Extract to read:
start
CSV file with station coordinates


In [ ]:
locations = pd.read_csv("../data/lyon-stations.csv")

In [ ]:
locations.shape

Some stations were removed when the data were cleaned up. Remove them from the location data.


In [ ]:
mask = locations['idstation'].isin(result.station.unique())

In [ ]:
mask.sum()

In [ ]:
locations = locations[mask]

In [ ]:
locations = locations.rename_axis({'idstation': 'station'}, axis=1)

In [ ]:
locations.head()

Some station names contains the ' character. Replace it by the HTML code for folium.


In [ ]:
locations["nom"] = locations['nom'].str.replace("'", "&apos;")

Select the prediction data for a specific timestamp


In [ ]:
data_to_plot = result.loc[predict_date]

In [ ]:
data_to_plot.shape

In [ ]:
data_to_plot.head()

In [ ]:
yhat = data_to_plot[['station', 'prediction']].merge(locations, on='station')
yhat.head()

In [ ]:
y = data_to_plot[['station', 'observation']].merge(locations, on='station')

In [ ]:
error = data_to_plot[['station', 'error']].merge(locations, on='station')

In [ ]:
colormap = 'RdYlBu'
cmap = plt.get_cmap(colormap)

In [ ]:
# show the colormap use to plot the stations, values [0, 1]
gradient = np.linspace(0, 1, 256)
gradient = np.vstack((gradient, gradient))
fig, ax = plt.subplots(1)
fig.subplots_adjust(top=0.95, bottom=0.80, left=0.2, right=0.99)
ax.set_xticks([0., 64, 128, 192, 256])
ax.set_xticklabels([0., 0.25, 0.5, 0.75, 1.])
ax.set_xlabel('Bikes Availability')
ax.imshow(gradient, aspect='auto', cmap=cmap, vmin=0, vmax=1)
plt.title('Colormap used to plot stations')
  • Red stations if there are 0 or a few available bikes
  • Blue stations if there are several available bikes

In [ ]:
color = lambda x: mpl.colors.to_hex(cmap(x))

In [ ]:
# Lyon (France) Position
position = [45.750000, 4.850000]

In [ ]:
mp_pred = folium.Map(location=position, zoom_start=13, tiles='cartodbpositron')
end
Provided data:
start
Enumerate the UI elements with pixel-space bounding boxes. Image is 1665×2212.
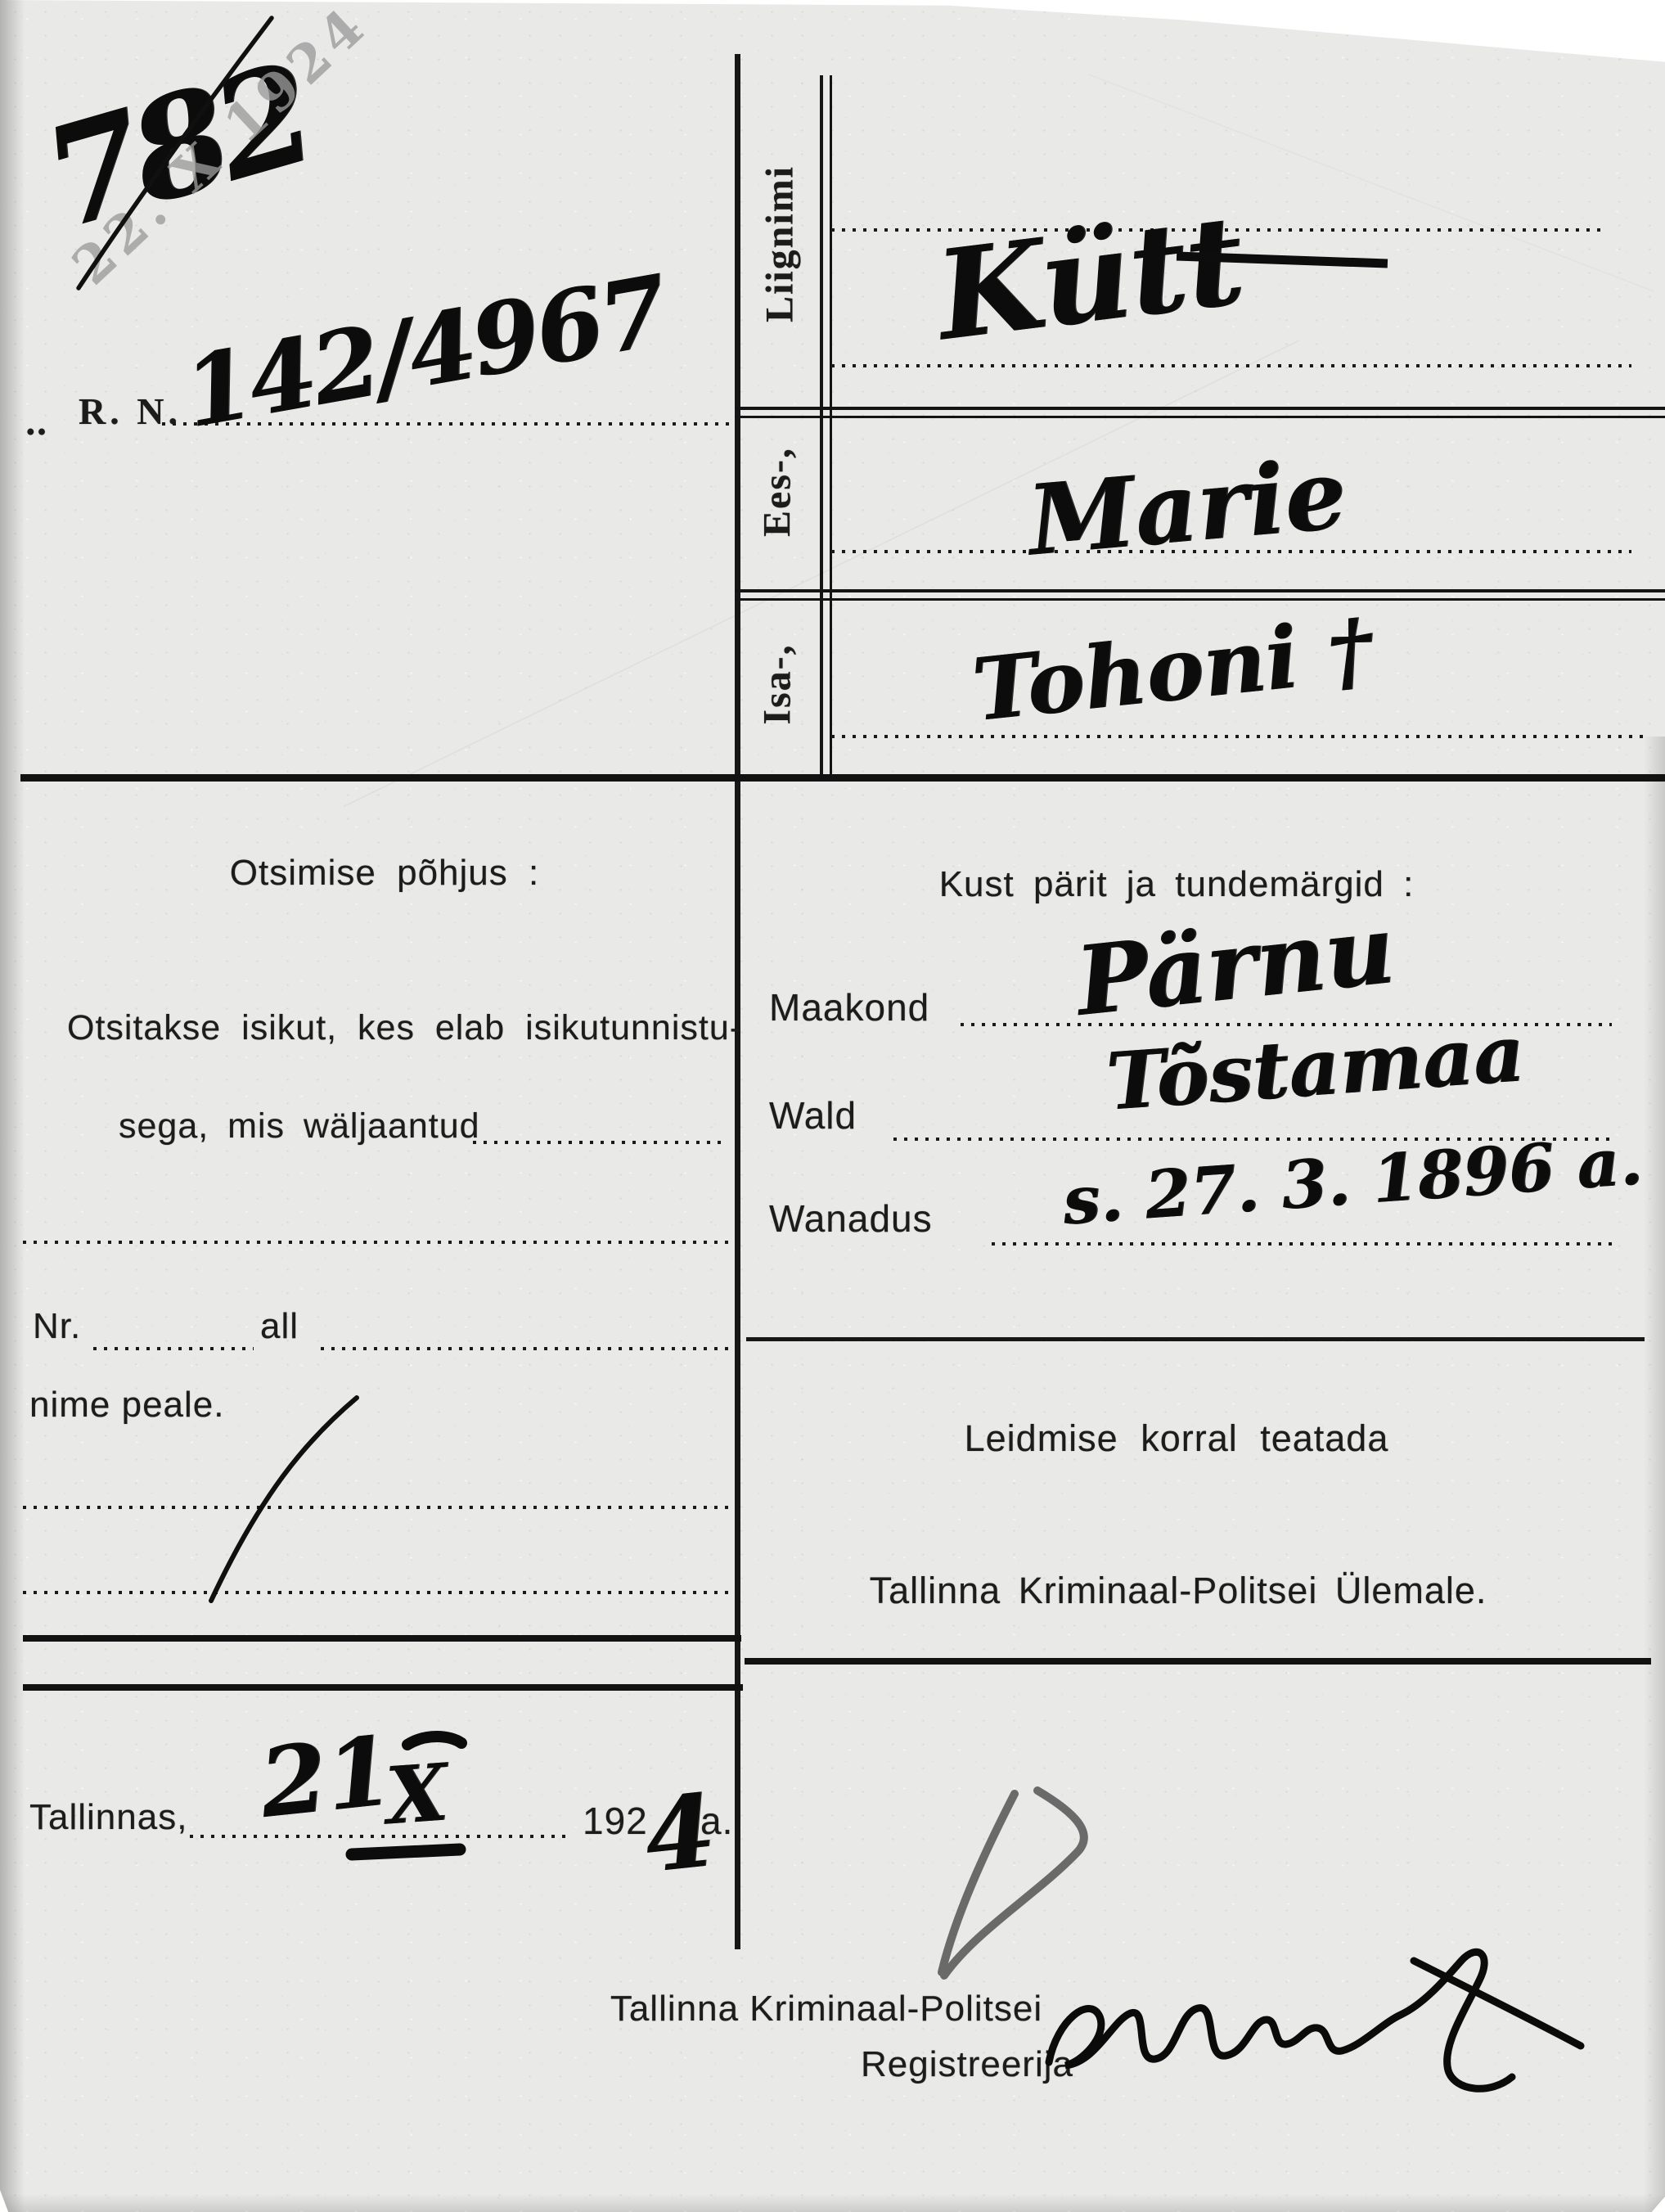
end
Resume the Lyon bike-station mapping notebook, picking up right after the line that creates the folium map `mp_pred`.

In [ ]:
# Map of the predicted values
for _,row in yhat.iterrows():
    folium.CircleMarker(
        location=[row['lat'], row['lon']],
        radius=2,
        popup=row['nom'],
        color=color(row['prediction']),
        fill=True,
        fill_opacity=0.3,
        fill_color=color(row['prediction'])
    ).add_to(mp_pred)

In [ ]:
mp_pred

In [ ]:
# Map for the observation
mp_obs = folium.Map(location=position, zoom_start=13, tiles='cartodbpositron')

In [ ]:
# Map of the observations
for _,row in y.iterrows():
    folium.CircleMarker(
        location=[row['lat'], row['lon']],
        radius=2,
        popup=row['nom'],
        color=color(row['observation']),
        fill=True,
        fill_opacity=0.3,
        fill_color=color(row['observation'])
    ).add_to(mp_obs)

In [ ]:
mp_obs

In [ ]:
# Colormap for error (by default, the color map fits for [0, 1] values)
norm = mpl.colors.Normalize(vmin=-1, vmax=1)
color_error = lambda x: mpl.colors.to_hex(cmap(norm(x)))

In [ ]:
# Map for the errors
mp_error = folium.Map(location=position, zoom_start=13, tiles='cartodbpositron')

In [ ]:
# Map of the errors
for _,row in error.iterrows():
    folium.CircleMarker(
        location=[row['lat'], row['lon']],
        radius=2,
        popup=row['nom'],
        color=color_error(row['error']),
        fill=True,
        fill_opacity=0.3,
        fill_color=color_error(row['error'])
    ).add_to(mp_error)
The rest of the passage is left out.